Direction:
Set down the records once more, please, exactly and with the pictures left out.
** Start of Data to use **
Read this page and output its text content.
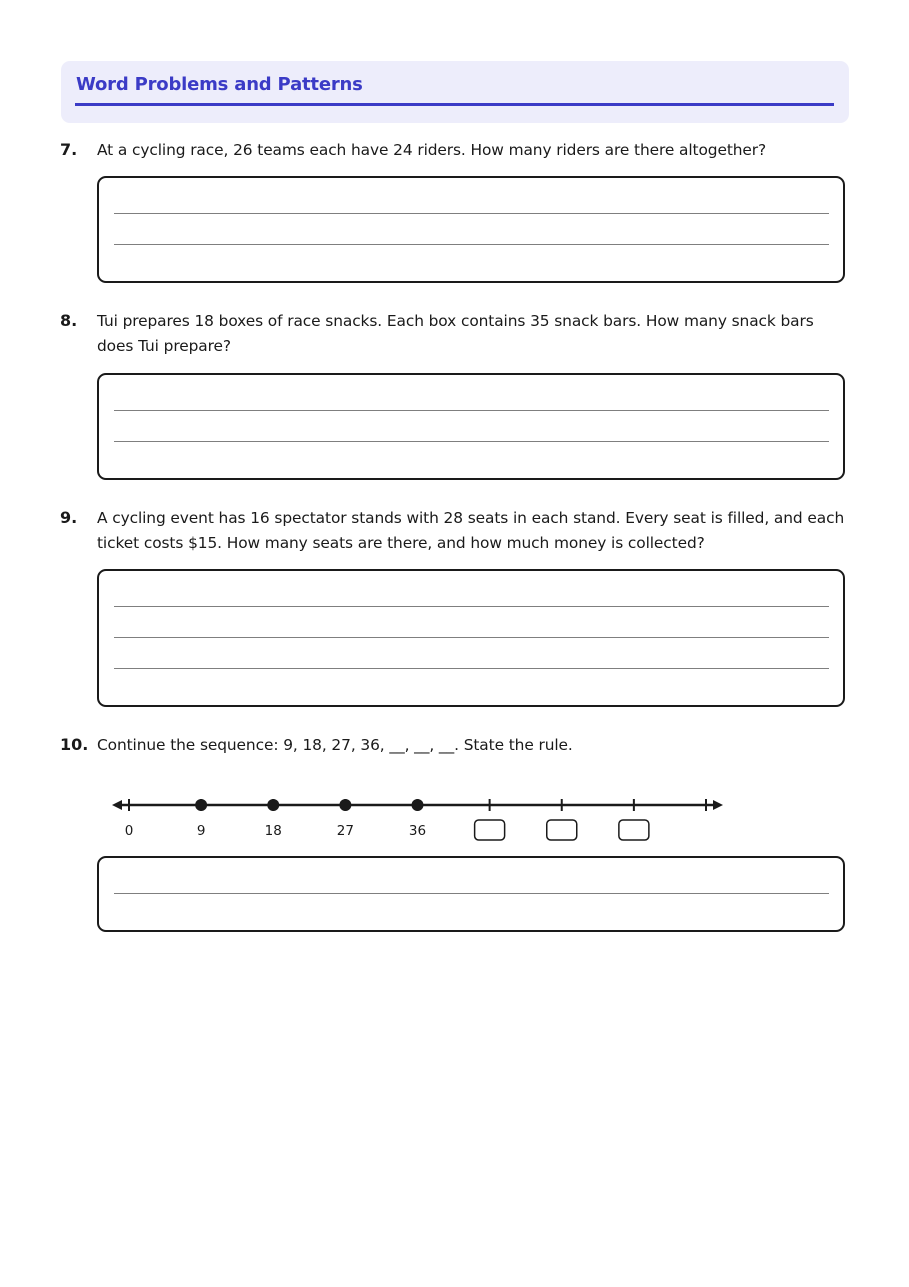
Word Problems and Patterns
7. At a cycling race, 26 teams each have 24 riders. How many riders are there altogether?
8. Tui prepares 18 boxes of race snacks. Each box contains 35 snack bars. How many snack bars does Tui prepare?
9. A cycling event has 16 spectator stands with 28 seats in each stand. Every seat is filled, and each ticket costs $15. How many seats are there, and how much money is collected?
10. Continue the sequence: 9, 18, 27, 36, __, __, __. State the rule.
0	9	18	27	36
** End of Data to use **
Result:
Read this page and output its text content.
Word Problems and Patterns
7. At a cycling race, 26 teams each have 24 riders. How many riders are there altogether?
8. Tui prepares 18 boxes of race snacks. Each box contains 35 snack bars. How many snack bars does Tui prepare?
9. A cycling event has 16 spectator stands with 28 seats in each stand. Every seat is filled, and each ticket costs $15. How many seats are there, and how much money is collected?
10. Continue the sequence: 9, 18, 27, 36, __, __, __. State the rule.
0	9	18	27	36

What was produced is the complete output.